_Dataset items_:
•••

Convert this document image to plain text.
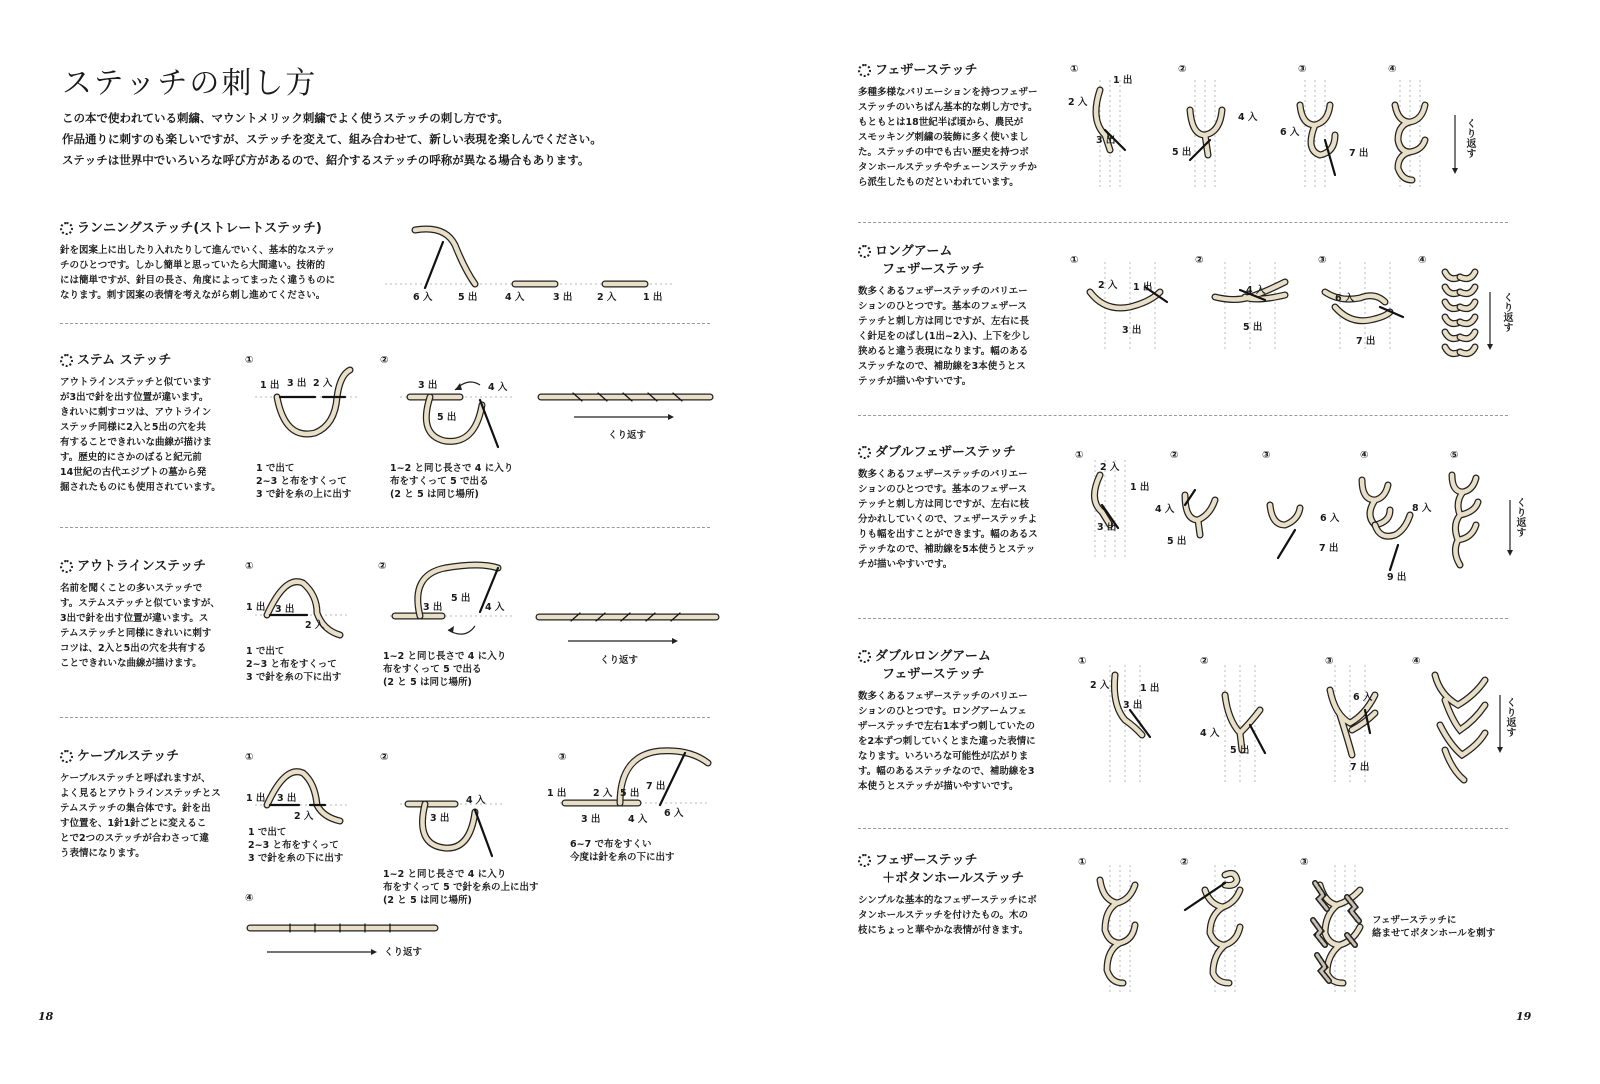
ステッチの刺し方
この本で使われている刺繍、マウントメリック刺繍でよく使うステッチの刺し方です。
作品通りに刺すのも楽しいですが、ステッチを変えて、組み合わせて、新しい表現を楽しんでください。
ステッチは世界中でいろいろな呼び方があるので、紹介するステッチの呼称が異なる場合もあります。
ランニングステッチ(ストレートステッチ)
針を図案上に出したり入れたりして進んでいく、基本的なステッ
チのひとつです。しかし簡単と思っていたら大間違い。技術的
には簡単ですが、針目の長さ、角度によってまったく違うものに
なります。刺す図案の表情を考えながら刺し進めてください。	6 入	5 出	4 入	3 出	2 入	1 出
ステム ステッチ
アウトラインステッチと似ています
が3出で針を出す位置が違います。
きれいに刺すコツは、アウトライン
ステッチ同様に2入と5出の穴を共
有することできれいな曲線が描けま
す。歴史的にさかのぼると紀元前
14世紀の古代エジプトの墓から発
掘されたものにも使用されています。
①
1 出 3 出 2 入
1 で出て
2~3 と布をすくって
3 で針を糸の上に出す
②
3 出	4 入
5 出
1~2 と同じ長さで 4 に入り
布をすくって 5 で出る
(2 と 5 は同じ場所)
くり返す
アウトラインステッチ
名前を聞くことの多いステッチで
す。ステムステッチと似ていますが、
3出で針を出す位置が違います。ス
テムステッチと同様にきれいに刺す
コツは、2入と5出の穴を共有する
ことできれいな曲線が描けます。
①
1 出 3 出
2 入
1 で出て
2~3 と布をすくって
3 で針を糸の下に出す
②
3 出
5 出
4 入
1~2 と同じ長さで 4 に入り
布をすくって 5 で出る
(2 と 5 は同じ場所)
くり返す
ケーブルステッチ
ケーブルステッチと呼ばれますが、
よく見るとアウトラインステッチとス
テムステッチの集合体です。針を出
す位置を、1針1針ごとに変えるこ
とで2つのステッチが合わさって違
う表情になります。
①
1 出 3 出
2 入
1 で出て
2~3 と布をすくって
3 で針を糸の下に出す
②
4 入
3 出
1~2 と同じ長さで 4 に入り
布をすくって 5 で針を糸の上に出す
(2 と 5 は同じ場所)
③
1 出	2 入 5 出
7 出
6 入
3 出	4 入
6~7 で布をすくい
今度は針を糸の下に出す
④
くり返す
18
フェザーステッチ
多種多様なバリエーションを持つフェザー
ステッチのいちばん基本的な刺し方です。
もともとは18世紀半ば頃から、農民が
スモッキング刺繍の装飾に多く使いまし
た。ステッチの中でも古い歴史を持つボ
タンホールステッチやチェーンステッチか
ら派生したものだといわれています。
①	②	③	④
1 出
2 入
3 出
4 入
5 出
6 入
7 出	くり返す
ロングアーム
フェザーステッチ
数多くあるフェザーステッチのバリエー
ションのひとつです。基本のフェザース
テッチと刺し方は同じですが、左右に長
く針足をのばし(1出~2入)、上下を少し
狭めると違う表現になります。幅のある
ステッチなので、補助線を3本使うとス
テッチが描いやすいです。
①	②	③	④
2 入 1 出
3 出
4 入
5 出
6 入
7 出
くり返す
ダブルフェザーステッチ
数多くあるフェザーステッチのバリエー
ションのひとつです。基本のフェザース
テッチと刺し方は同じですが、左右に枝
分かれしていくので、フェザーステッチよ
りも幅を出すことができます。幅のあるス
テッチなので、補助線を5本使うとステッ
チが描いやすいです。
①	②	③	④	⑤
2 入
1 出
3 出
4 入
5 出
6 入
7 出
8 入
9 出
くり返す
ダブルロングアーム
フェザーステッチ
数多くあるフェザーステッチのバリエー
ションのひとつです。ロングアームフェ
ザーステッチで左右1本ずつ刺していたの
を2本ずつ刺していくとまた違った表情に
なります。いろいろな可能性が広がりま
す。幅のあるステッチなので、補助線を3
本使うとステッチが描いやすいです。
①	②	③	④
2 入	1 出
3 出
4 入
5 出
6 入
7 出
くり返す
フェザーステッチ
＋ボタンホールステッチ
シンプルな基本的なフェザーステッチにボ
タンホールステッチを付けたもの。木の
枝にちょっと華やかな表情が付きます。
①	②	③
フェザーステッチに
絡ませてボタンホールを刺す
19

•••

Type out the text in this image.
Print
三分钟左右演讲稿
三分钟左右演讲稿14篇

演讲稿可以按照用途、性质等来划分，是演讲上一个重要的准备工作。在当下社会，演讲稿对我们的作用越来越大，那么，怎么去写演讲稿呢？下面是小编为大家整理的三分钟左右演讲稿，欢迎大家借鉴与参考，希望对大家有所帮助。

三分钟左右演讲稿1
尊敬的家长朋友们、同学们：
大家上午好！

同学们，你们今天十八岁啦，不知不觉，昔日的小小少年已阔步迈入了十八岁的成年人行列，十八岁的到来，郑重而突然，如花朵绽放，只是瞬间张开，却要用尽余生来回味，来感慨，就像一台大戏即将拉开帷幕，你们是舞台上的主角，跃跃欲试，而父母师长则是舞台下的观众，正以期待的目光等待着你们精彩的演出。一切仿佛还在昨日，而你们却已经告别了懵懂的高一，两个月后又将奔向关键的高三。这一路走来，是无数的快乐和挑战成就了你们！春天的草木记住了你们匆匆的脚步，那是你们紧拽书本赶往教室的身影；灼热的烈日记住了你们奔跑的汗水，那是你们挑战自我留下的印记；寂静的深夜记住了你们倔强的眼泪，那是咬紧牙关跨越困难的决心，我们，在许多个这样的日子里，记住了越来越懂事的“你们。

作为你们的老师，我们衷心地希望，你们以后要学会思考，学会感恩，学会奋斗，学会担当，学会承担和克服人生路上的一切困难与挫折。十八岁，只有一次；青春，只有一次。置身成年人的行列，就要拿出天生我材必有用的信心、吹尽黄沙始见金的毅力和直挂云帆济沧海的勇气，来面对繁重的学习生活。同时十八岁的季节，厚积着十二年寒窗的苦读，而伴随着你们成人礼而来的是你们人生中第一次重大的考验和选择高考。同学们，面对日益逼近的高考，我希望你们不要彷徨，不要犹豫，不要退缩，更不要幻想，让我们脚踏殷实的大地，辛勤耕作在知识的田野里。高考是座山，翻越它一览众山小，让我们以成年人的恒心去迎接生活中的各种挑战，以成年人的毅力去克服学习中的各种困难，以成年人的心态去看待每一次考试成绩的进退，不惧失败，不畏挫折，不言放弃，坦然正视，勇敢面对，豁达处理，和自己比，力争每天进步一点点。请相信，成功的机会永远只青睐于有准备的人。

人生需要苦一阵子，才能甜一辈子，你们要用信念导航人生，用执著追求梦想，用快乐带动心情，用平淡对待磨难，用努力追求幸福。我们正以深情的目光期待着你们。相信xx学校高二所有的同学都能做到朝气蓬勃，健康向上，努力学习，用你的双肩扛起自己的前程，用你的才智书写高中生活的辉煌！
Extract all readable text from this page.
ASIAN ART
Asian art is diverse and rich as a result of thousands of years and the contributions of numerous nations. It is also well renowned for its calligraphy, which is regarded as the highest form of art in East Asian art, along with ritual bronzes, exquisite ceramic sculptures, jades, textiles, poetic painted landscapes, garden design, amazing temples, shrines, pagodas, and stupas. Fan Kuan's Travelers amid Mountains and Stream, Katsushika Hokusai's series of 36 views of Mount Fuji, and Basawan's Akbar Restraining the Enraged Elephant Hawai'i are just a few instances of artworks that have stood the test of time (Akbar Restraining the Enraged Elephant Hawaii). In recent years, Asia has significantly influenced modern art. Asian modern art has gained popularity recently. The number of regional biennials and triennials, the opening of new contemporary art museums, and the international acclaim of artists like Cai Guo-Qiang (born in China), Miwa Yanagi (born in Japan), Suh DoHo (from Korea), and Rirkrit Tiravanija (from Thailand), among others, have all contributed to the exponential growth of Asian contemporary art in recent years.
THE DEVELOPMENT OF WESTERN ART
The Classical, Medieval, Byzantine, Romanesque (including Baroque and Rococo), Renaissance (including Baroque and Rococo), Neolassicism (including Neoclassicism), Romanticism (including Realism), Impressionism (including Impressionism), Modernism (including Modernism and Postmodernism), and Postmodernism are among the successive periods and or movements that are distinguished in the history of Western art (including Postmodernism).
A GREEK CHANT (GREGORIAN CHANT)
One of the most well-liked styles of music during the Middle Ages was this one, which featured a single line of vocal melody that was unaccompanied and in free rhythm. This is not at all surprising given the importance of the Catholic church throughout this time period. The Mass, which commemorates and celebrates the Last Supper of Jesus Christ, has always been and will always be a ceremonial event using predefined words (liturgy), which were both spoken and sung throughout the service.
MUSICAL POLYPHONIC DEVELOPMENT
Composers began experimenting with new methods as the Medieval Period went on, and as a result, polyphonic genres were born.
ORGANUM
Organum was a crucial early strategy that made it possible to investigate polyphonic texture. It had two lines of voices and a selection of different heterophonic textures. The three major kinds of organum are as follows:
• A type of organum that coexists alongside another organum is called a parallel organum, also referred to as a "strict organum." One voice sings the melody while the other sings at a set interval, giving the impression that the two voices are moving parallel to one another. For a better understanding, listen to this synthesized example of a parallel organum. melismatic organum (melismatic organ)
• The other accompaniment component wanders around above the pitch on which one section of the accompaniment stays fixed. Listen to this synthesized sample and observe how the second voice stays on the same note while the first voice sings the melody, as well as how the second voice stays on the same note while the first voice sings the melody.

•••

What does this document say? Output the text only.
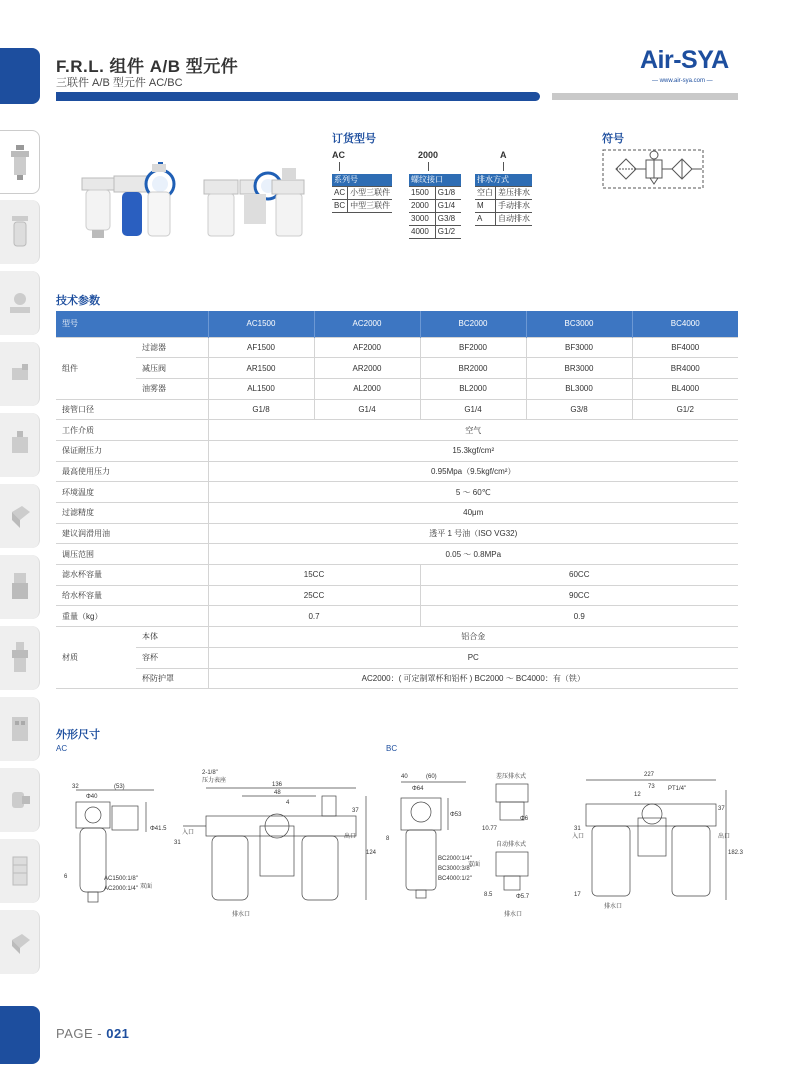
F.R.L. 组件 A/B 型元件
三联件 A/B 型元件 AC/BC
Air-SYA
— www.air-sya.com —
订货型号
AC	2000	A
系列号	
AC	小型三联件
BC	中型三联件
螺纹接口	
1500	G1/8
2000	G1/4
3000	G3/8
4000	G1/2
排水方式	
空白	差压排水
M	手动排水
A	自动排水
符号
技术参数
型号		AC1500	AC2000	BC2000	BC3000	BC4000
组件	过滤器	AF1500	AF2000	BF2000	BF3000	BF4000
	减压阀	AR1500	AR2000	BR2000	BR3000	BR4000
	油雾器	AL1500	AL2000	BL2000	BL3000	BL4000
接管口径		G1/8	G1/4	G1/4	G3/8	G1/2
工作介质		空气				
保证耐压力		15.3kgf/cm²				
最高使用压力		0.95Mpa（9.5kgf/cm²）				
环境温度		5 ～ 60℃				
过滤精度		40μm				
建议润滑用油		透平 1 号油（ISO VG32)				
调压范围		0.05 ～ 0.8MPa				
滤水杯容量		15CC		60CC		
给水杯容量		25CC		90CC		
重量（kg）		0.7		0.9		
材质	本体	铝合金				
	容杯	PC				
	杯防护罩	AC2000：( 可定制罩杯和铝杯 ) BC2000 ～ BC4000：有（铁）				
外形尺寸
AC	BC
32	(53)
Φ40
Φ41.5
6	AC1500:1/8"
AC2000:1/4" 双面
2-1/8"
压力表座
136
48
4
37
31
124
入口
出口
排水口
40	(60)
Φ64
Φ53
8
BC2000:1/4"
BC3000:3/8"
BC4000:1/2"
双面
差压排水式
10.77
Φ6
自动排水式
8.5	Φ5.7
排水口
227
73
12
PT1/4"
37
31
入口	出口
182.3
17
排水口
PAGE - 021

•••

_CHALLENGE_: Work out how many lines in the records above contain the word "テッチと刺し方は同じですが", and reply with that number alone.

_EXPECTED ANSWER_: 2